### What you should do
Check each line below for the word "help", and copy those that have it.

### Records for processing

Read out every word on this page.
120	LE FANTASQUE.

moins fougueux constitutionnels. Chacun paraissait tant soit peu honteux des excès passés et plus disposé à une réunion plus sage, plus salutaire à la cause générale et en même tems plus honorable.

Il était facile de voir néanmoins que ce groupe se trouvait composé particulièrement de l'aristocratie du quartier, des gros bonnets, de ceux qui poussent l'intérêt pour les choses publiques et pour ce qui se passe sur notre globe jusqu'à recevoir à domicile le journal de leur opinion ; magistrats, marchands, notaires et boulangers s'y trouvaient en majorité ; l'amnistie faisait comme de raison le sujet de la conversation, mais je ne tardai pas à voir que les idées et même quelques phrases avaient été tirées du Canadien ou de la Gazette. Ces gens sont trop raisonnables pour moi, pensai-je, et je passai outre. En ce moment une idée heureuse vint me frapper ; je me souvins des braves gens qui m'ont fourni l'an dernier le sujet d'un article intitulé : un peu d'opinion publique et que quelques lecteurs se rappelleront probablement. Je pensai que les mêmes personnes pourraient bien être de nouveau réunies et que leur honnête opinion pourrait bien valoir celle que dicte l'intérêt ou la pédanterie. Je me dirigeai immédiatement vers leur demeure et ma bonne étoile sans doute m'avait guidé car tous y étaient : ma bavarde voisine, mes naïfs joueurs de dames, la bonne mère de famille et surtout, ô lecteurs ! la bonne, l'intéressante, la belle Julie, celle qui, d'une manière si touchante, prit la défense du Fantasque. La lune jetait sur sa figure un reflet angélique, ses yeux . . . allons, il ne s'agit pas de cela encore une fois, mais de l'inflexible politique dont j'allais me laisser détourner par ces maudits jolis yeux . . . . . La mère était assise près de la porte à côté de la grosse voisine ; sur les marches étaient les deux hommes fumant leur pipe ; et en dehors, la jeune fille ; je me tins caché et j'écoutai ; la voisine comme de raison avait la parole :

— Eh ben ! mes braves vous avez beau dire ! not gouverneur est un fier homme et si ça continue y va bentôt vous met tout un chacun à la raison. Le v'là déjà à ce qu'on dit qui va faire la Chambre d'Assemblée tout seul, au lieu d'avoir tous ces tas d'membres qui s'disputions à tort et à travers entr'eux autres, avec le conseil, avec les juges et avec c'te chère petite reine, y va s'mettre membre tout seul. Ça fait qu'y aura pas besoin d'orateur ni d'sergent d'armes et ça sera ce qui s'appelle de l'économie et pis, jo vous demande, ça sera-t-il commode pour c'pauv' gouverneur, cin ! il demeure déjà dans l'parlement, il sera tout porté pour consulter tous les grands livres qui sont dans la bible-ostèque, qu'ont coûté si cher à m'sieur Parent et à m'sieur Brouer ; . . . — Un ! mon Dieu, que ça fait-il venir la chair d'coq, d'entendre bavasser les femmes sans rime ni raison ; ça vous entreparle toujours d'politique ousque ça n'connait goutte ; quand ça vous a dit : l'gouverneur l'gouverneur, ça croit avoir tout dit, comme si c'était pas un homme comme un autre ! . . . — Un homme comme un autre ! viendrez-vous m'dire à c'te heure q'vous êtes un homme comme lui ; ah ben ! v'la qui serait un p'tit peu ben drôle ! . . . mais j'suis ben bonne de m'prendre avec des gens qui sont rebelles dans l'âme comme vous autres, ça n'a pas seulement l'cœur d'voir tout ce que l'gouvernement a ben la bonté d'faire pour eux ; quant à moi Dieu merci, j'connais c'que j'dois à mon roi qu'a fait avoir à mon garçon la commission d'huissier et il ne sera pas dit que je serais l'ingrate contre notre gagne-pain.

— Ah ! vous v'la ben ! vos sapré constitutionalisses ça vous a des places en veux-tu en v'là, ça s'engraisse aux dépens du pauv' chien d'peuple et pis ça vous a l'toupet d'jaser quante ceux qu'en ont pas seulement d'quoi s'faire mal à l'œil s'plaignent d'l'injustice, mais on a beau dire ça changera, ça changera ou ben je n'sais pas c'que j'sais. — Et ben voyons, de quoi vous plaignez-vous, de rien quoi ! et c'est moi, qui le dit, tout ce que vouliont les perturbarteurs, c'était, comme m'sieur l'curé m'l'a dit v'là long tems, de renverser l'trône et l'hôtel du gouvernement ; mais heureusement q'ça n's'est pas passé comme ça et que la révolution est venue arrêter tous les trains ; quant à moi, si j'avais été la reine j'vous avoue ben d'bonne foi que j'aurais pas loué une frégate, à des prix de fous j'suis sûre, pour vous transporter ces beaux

...

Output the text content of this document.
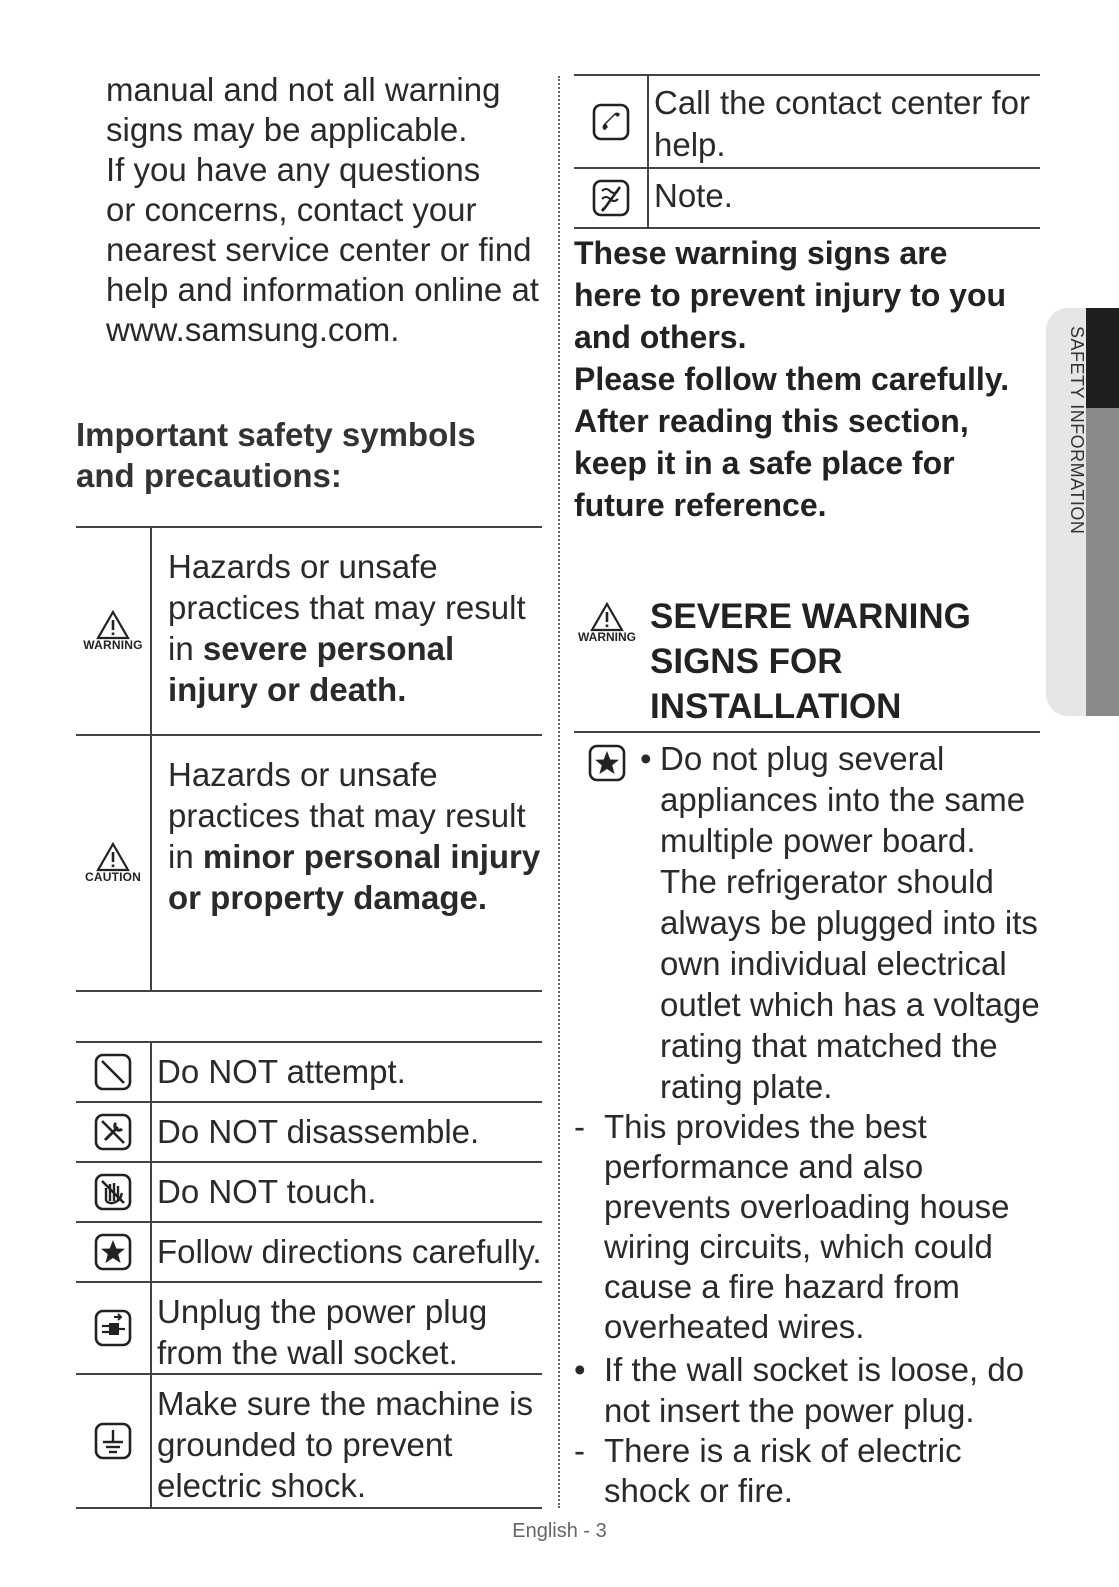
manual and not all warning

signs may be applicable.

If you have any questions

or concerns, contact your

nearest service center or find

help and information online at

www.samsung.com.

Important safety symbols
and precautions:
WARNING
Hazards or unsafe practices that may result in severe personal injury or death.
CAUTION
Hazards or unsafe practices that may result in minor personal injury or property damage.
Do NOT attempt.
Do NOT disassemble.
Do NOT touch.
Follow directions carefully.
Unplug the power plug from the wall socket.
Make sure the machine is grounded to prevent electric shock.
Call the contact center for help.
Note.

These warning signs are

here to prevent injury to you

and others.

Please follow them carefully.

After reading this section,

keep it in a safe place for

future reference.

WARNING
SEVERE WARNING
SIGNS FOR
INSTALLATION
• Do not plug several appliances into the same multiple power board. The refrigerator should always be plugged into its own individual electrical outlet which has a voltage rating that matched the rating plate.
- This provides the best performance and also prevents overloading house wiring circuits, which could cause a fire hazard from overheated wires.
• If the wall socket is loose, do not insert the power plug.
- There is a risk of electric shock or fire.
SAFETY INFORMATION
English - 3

### Output below
help and information online at
Call the contact center for help.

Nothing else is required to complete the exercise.